### The input

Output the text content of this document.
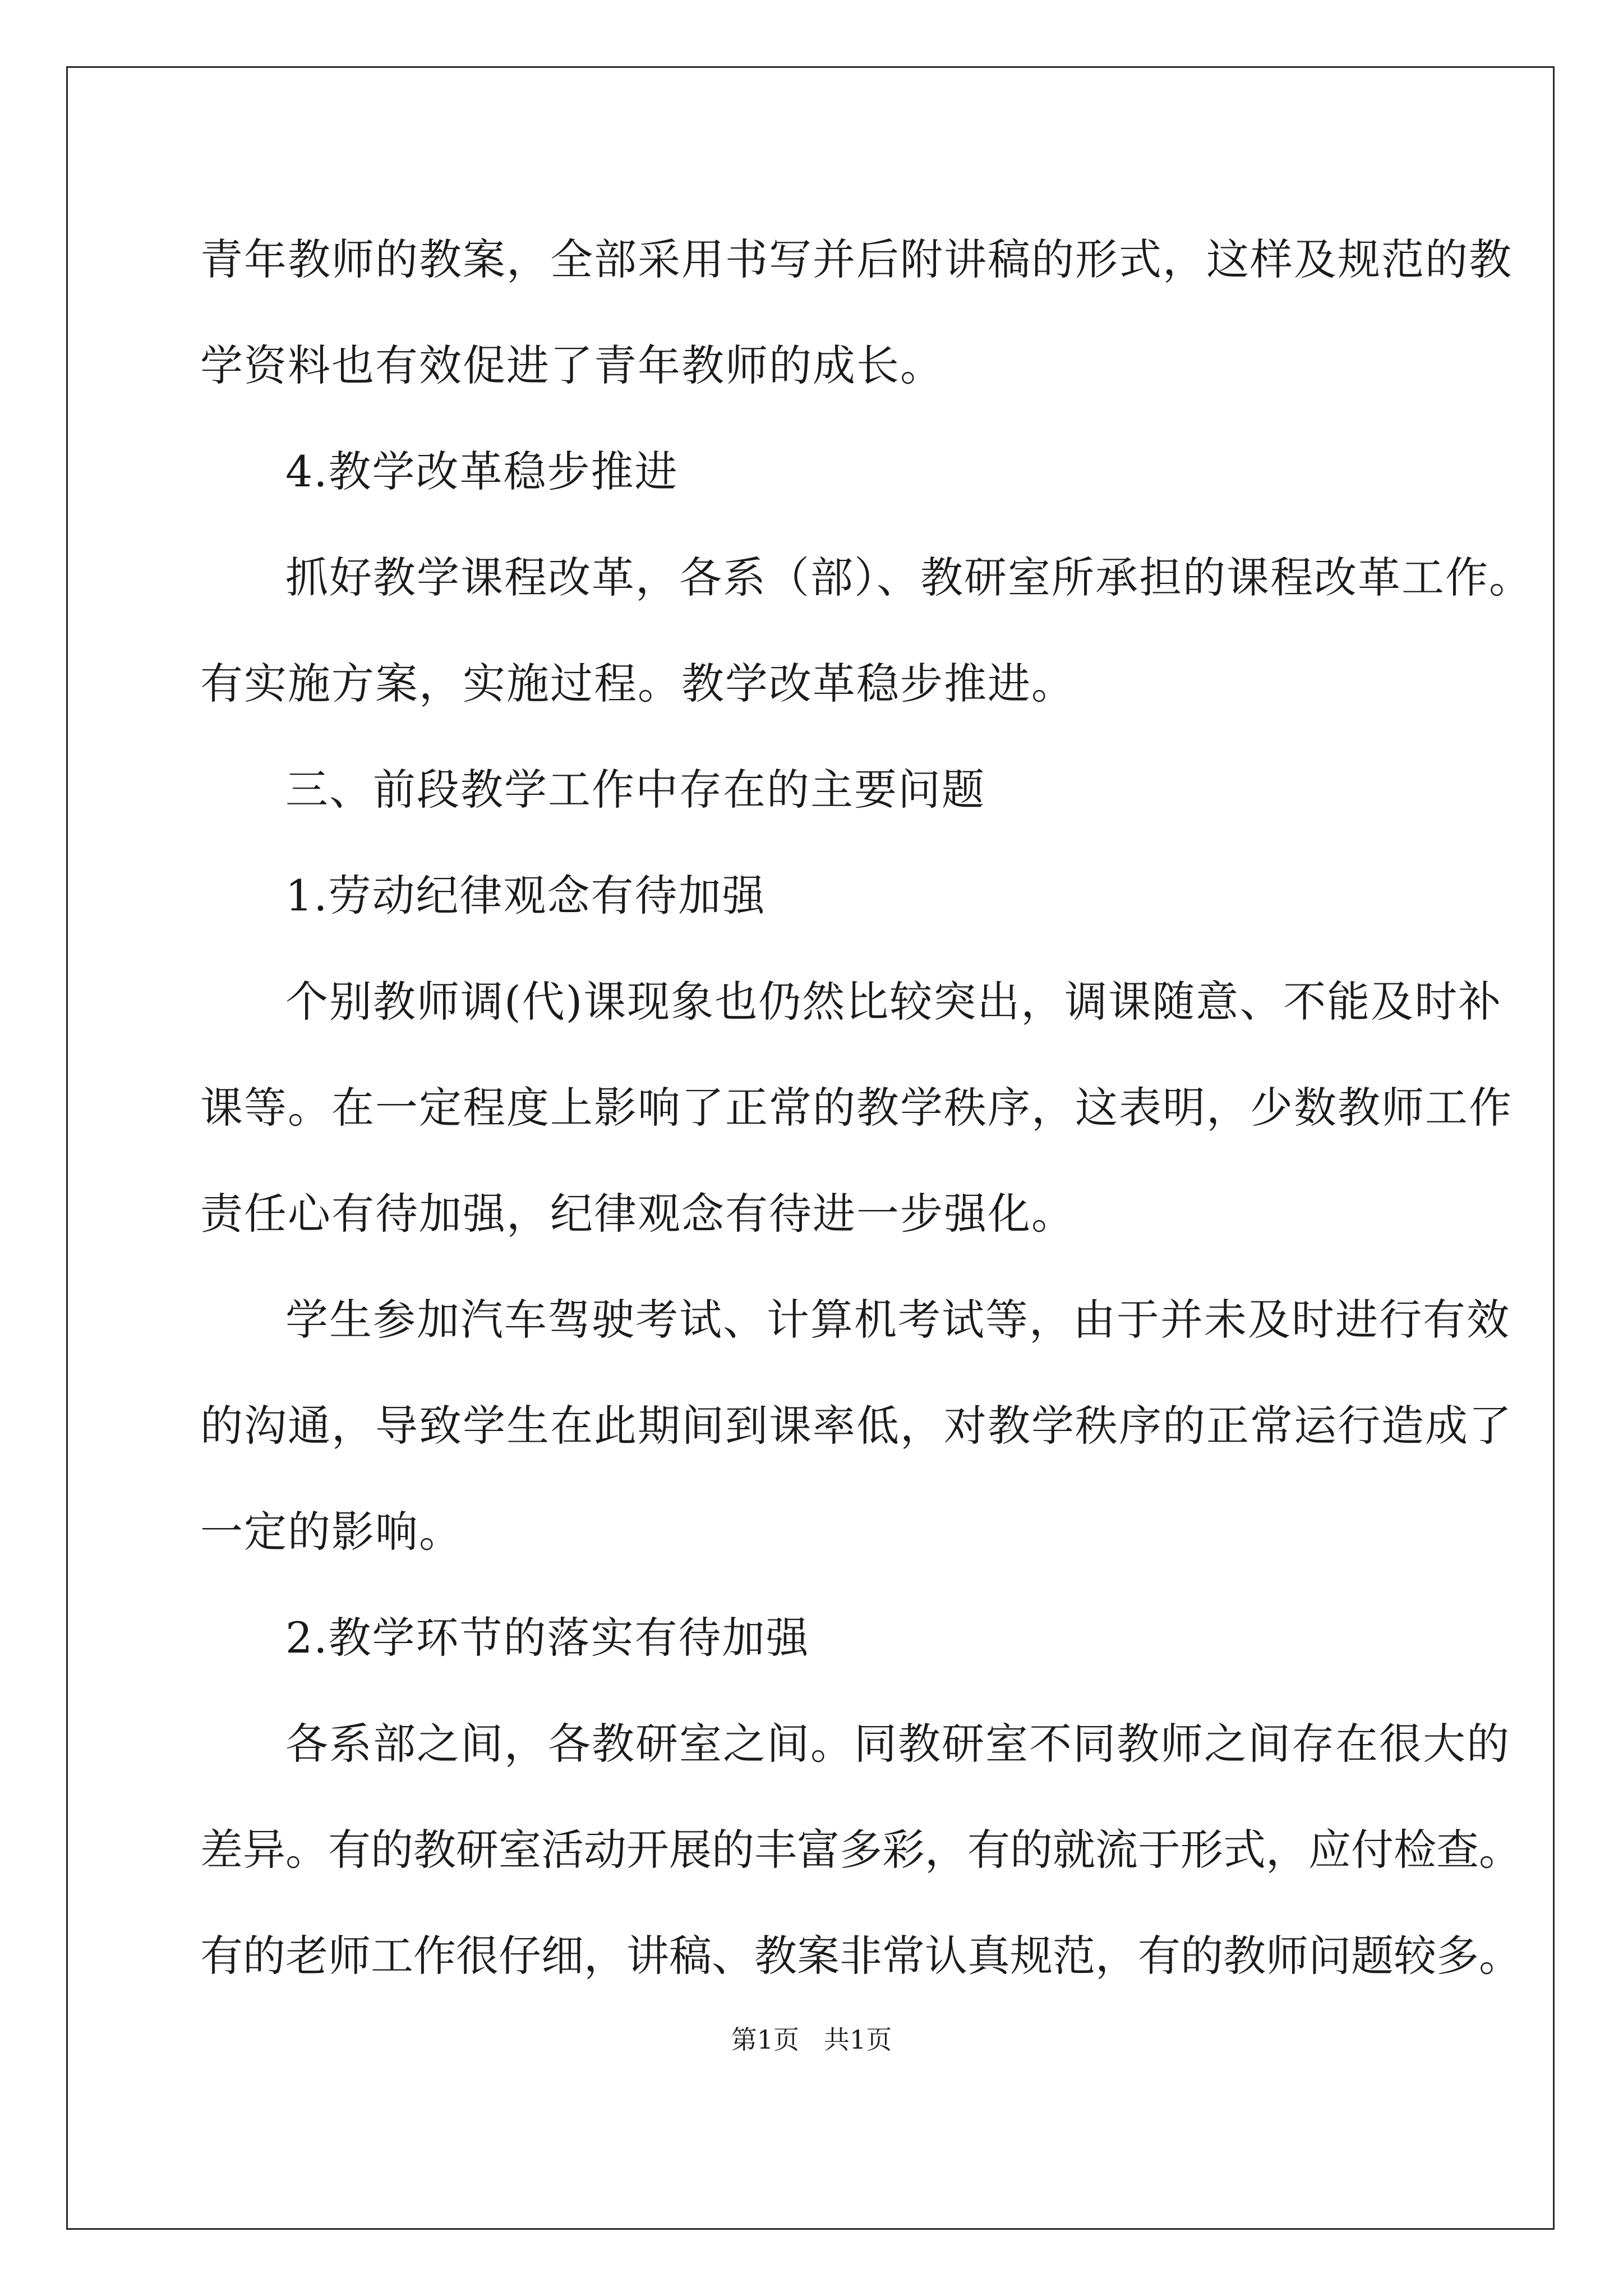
青年教师的教案，全部采用书写并后附讲稿的形式，这样及规范的教
学资料也有效促进了青年教师的成长。
4.教学改革稳步推进
抓好教学课程改革，各系（部）、教研室所承担的课程改革工作。
有实施方案，实施过程。教学改革稳步推进。
三、前段教学工作中存在的主要问题
1.劳动纪律观念有待加强
个别教师调(代)课现象也仍然比较突出，调课随意、不能及时补
课等。在一定程度上影响了正常的教学秩序，这表明，少数教师工作
责任心有待加强，纪律观念有待进一步强化。
学生参加汽车驾驶考试、计算机考试等，由于并未及时进行有效
的沟通，导致学生在此期间到课率低，对教学秩序的正常运行造成了
一定的影响。
2.教学环节的落实有待加强
各系部之间，各教研室之间。同教研室不同教师之间存在很大的
差异。有的教研室活动开展的丰富多彩，有的就流于形式，应付检查。
有的老师工作很仔细，讲稿、教案非常认真规范，有的教师问题较多。
第1页   共1页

######

= Task goal =
Do not include images; quote all of the entries above exactly.

= Response to the task =
Output the text content of this document.
青年教师的教案，全部采用书写并后附讲稿的形式，这样及规范的教
学资料也有效促进了青年教师的成长。
4.教学改革稳步推进
抓好教学课程改革，各系（部）、教研室所承担的课程改革工作。
有实施方案，实施过程。教学改革稳步推进。
三、前段教学工作中存在的主要问题
1.劳动纪律观念有待加强
个别教师调(代)课现象也仍然比较突出，调课随意、不能及时补
课等。在一定程度上影响了正常的教学秩序，这表明，少数教师工作
责任心有待加强，纪律观念有待进一步强化。
学生参加汽车驾驶考试、计算机考试等，由于并未及时进行有效
的沟通，导致学生在此期间到课率低，对教学秩序的正常运行造成了
一定的影响。
2.教学环节的落实有待加强
各系部之间，各教研室之间。同教研室不同教师之间存在很大的
差异。有的教研室活动开展的丰富多彩，有的就流于形式，应付检查。
有的老师工作很仔细，讲稿、教案非常认真规范，有的教师问题较多。
第1页   共1页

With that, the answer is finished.